Track down the lines that contain "Kooperation" and copy them.

*-*-*

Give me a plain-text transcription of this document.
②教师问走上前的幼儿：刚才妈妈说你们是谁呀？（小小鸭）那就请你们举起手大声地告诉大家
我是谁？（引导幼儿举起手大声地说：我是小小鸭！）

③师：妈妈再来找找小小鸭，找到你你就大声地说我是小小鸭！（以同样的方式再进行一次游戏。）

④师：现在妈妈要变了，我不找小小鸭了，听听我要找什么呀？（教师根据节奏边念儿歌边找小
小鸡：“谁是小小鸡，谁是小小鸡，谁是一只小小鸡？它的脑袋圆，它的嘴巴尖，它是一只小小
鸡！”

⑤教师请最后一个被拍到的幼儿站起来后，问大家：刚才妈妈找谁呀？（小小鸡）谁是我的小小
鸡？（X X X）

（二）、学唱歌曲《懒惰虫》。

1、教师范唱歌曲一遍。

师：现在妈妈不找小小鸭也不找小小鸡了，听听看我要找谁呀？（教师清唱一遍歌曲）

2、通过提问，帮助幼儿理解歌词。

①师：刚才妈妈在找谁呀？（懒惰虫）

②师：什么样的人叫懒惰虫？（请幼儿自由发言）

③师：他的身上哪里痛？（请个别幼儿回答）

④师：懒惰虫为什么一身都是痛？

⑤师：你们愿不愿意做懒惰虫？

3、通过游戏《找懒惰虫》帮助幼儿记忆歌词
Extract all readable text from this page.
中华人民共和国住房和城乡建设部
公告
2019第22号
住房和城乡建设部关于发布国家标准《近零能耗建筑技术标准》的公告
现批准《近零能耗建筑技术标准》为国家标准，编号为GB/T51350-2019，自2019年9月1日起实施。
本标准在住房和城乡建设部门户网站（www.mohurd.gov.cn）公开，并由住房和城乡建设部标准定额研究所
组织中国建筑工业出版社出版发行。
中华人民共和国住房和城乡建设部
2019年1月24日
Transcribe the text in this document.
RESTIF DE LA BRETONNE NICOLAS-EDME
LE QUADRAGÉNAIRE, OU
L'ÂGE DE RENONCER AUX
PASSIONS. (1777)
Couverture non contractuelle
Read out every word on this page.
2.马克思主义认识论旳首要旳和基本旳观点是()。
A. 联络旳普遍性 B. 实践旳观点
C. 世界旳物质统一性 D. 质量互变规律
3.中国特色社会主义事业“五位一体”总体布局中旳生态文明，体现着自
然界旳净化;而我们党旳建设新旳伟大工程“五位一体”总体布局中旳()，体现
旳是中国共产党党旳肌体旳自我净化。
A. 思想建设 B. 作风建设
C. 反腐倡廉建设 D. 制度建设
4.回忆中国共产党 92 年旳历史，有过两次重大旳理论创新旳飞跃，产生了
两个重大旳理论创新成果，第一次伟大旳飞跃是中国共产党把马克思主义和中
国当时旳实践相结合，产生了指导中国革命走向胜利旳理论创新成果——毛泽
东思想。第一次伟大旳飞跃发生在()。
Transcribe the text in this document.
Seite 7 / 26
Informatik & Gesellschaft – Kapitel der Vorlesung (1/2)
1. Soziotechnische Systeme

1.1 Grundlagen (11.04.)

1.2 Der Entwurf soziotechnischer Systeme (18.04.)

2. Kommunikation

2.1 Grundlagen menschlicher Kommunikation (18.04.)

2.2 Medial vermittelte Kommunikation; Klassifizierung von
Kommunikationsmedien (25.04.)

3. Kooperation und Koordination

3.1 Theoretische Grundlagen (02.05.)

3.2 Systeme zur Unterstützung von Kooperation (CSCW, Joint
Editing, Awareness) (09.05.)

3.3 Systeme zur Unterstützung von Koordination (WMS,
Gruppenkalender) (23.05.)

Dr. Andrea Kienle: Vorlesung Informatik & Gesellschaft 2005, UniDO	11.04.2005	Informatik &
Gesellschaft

*-*-*

- _Result_
3. Kooperation und Koordination
3.2 Systeme zur Unterstützung von Kooperation (CSCW, Joint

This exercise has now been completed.